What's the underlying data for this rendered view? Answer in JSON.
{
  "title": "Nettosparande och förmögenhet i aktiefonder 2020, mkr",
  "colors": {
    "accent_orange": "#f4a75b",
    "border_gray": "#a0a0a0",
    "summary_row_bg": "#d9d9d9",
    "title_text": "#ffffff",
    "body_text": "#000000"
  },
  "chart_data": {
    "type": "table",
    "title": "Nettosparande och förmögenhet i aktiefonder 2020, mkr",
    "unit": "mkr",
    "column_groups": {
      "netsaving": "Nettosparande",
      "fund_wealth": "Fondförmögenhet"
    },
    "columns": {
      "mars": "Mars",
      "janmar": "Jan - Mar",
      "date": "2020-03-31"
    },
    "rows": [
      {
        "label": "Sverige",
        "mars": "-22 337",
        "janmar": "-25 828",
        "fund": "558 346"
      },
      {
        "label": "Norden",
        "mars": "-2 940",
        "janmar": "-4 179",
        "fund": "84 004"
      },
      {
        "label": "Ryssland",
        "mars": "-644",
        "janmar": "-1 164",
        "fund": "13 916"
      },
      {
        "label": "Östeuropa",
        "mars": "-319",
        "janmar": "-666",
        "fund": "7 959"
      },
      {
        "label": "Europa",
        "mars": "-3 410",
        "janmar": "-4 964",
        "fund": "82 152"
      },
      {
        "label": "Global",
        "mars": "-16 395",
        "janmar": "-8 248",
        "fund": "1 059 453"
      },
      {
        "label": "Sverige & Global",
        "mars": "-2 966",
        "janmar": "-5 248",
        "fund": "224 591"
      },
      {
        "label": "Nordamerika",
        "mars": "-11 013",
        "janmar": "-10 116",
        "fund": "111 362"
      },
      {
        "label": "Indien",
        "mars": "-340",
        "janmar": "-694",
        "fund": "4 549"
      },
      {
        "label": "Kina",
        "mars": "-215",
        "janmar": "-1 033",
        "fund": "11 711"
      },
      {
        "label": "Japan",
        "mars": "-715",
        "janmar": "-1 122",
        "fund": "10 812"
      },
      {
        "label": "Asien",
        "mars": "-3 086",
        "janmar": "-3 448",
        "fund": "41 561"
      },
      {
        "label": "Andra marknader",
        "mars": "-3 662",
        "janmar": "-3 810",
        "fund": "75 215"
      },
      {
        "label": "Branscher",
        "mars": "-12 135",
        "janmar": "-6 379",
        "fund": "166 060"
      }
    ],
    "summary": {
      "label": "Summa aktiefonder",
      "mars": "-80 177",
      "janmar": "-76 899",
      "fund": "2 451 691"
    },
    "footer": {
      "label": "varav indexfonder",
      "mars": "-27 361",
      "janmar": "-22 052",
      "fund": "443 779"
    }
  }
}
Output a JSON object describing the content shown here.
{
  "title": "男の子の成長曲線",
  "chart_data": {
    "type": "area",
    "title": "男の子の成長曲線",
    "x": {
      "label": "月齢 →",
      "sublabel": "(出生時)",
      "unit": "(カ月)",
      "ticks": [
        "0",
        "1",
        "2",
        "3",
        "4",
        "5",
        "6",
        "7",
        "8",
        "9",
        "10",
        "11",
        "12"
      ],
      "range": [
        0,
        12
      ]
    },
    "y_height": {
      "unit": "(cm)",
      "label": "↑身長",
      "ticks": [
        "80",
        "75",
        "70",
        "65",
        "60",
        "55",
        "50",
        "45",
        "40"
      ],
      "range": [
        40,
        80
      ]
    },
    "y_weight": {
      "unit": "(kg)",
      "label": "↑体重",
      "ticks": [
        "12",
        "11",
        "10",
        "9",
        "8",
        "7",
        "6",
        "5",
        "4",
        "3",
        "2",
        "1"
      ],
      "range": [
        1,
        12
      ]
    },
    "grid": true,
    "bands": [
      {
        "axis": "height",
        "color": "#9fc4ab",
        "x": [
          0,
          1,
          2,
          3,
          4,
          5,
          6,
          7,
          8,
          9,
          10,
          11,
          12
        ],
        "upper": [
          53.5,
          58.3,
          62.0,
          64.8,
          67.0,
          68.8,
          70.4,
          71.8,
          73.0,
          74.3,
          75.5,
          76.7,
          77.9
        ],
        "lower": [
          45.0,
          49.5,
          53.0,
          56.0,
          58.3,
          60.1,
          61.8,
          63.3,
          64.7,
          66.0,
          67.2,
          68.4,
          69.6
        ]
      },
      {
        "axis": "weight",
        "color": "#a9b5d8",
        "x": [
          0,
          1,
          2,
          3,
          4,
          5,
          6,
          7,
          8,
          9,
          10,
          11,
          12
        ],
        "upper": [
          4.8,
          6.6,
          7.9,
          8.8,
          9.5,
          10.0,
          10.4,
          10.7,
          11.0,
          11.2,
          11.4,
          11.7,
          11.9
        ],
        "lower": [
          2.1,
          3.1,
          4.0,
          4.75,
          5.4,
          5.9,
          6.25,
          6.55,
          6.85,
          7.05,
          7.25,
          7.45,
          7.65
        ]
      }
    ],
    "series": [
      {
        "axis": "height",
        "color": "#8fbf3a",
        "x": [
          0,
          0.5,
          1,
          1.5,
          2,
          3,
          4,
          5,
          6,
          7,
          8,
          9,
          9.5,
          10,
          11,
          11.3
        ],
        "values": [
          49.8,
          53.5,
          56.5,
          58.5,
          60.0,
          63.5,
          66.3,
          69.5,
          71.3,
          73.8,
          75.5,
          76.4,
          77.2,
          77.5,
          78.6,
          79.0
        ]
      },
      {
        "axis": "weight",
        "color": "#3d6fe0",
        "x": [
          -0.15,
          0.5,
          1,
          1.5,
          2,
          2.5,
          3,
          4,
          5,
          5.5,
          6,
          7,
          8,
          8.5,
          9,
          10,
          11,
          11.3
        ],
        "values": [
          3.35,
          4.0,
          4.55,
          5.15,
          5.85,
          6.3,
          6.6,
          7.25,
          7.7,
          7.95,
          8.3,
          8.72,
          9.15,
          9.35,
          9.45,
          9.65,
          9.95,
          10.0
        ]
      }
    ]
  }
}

◆ ◆ ◆ ◆

- SET TASK
Restate each of the entries above verbatim.

- WRITTEN ANSWER
What's the underlying data for this rendered view? Answer in JSON.
{
  "title": "Nettosparande och förmögenhet i aktiefonder 2020, mkr",
  "colors": {
    "accent_orange": "#f4a75b",
    "border_gray": "#a0a0a0",
    "summary_row_bg": "#d9d9d9",
    "title_text": "#ffffff",
    "body_text": "#000000"
  },
  "chart_data": {
    "type": "table",
    "title": "Nettosparande och förmögenhet i aktiefonder 2020, mkr",
    "unit": "mkr",
    "column_groups": {
      "netsaving": "Nettosparande",
      "fund_wealth": "Fondförmögenhet"
    },
    "columns": {
      "mars": "Mars",
      "janmar": "Jan - Mar",
      "date": "2020-03-31"
    },
    "rows": [
      {
        "label": "Sverige",
        "mars": "-22 337",
        "janmar": "-25 828",
        "fund": "558 346"
      },
      {
        "label": "Norden",
        "mars": "-2 940",
        "janmar": "-4 179",
        "fund": "84 004"
      },
      {
        "label": "Ryssland",
        "mars": "-644",
        "janmar": "-1 164",
        "fund": "13 916"
      },
      {
        "label": "Östeuropa",
        "mars": "-319",
        "janmar": "-666",
        "fund": "7 959"
      },
      {
        "label": "Europa",
        "mars": "-3 410",
        "janmar": "-4 964",
        "fund": "82 152"
      },
      {
        "label": "Global",
        "mars": "-16 395",
        "janmar": "-8 248",
        "fund": "1 059 453"
      },
      {
        "label": "Sverige & Global",
        "mars": "-2 966",
        "janmar": "-5 248",
        "fund": "224 591"
      },
      {
        "label": "Nordamerika",
        "mars": "-11 013",
        "janmar": "-10 116",
        "fund": "111 362"
      },
      {
        "label": "Indien",
        "mars": "-340",
        "janmar": "-694",
        "fund": "4 549"
      },
      {
        "label": "Kina",
        "mars": "-215",
        "janmar": "-1 033",
        "fund": "11 711"
      },
      {
        "label": "Japan",
        "mars": "-715",
        "janmar": "-1 122",
        "fund": "10 812"
      },
      {
        "label": "Asien",
        "mars": "-3 086",
        "janmar": "-3 448",
        "fund": "41 561"
      },
      {
        "label": "Andra marknader",
        "mars": "-3 662",
        "janmar": "-3 810",
        "fund": "75 215"
      },
      {
        "label": "Branscher",
        "mars": "-12 135",
        "janmar": "-6 379",
        "fund": "166 060"
      }
    ],
    "summary": {
      "label": "Summa aktiefonder",
      "mars": "-80 177",
      "janmar": "-76 899",
      "fund": "2 451 691"
    },
    "footer": {
      "label": "varav indexfonder",
      "mars": "-27 361",
      "janmar": "-22 052",
      "fund": "443 779"
    }
  }
}
Output a JSON object describing the content shown here.
{
  "title": "男の子の成長曲線",
  "chart_data": {
    "type": "area",
    "title": "男の子の成長曲線",
    "x": {
      "label": "月齢 →",
      "sublabel": "(出生時)",
      "unit": "(カ月)",
      "ticks": [
        "0",
        "1",
        "2",
        "3",
        "4",
        "5",
        "6",
        "7",
        "8",
        "9",
        "10",
        "11",
        "12"
      ],
      "range": [
        0,
        12
      ]
    },
    "y_height": {
      "unit": "(cm)",
      "label": "↑身長",
      "ticks": [
        "80",
        "75",
        "70",
        "65",
        "60",
        "55",
        "50",
        "45",
        "40"
      ],
      "range": [
        40,
        80
      ]
    },
    "y_weight": {
      "unit": "(kg)",
      "label": "↑体重",
      "ticks": [
        "12",
        "11",
        "10",
        "9",
        "8",
        "7",
        "6",
        "5",
        "4",
        "3",
        "2",
        "1"
      ],
      "range": [
        1,
        12
      ]
    },
    "grid": true,
    "bands": [
      {
        "axis": "height",
        "color": "#9fc4ab",
        "x": [
          0,
          1,
          2,
          3,
          4,
          5,
          6,
          7,
          8,
          9,
          10,
          11,
          12
        ],
        "upper": [
          53.5,
          58.3,
          62.0,
          64.8,
          67.0,
          68.8,
          70.4,
          71.8,
          73.0,
          74.3,
          75.5,
          76.7,
          77.9
        ],
        "lower": [
          45.0,
          49.5,
          53.0,
          56.0,
          58.3,
          60.1,
          61.8,
          63.3,
          64.7,
          66.0,
          67.2,
          68.4,
          69.6
        ]
      },
      {
        "axis": "weight",
        "color": "#a9b5d8",
        "x": [
          0,
          1,
          2,
          3,
          4,
          5,
          6,
          7,
          8,
          9,
          10,
          11,
          12
        ],
        "upper": [
          4.8,
          6.6,
          7.9,
          8.8,
          9.5,
          10.0,
          10.4,
          10.7,
          11.0,
          11.2,
          11.4,
          11.7,
          11.9
        ],
        "lower": [
          2.1,
          3.1,
          4.0,
          4.75,
          5.4,
          5.9,
          6.25,
          6.55,
          6.85,
          7.05,
          7.25,
          7.45,
          7.65
        ]
      }
    ],
    "series": [
      {
        "axis": "height",
        "color": "#8fbf3a",
        "x": [
          0,
          0.5,
          1,
          1.5,
          2,
          3,
          4,
          5,
          6,
          7,
          8,
          9,
          9.5,
          10,
          11,
          11.3
        ],
        "values": [
          49.8,
          53.5,
          56.5,
          58.5,
          60.0,
          63.5,
          66.3,
          69.5,
          71.3,
          73.8,
          75.5,
          76.4,
          77.2,
          77.5,
          78.6,
          79.0
        ]
      },
      {
        "axis": "weight",
        "color": "#3d6fe0",
        "x": [
          -0.15,
          0.5,
          1,
          1.5,
          2,
          2.5,
          3,
          4,
          5,
          5.5,
          6,
          7,
          8,
          8.5,
          9,
          10,
          11,
          11.3
        ],
        "values": [
          3.35,
          4.0,
          4.55,
          5.15,
          5.85,
          6.3,
          6.6,
          7.25,
          7.7,
          7.95,
          8.3,
          8.72,
          9.15,
          9.35,
          9.45,
          9.65,
          9.95,
          10.0
        ]
      }
    ]
  }
}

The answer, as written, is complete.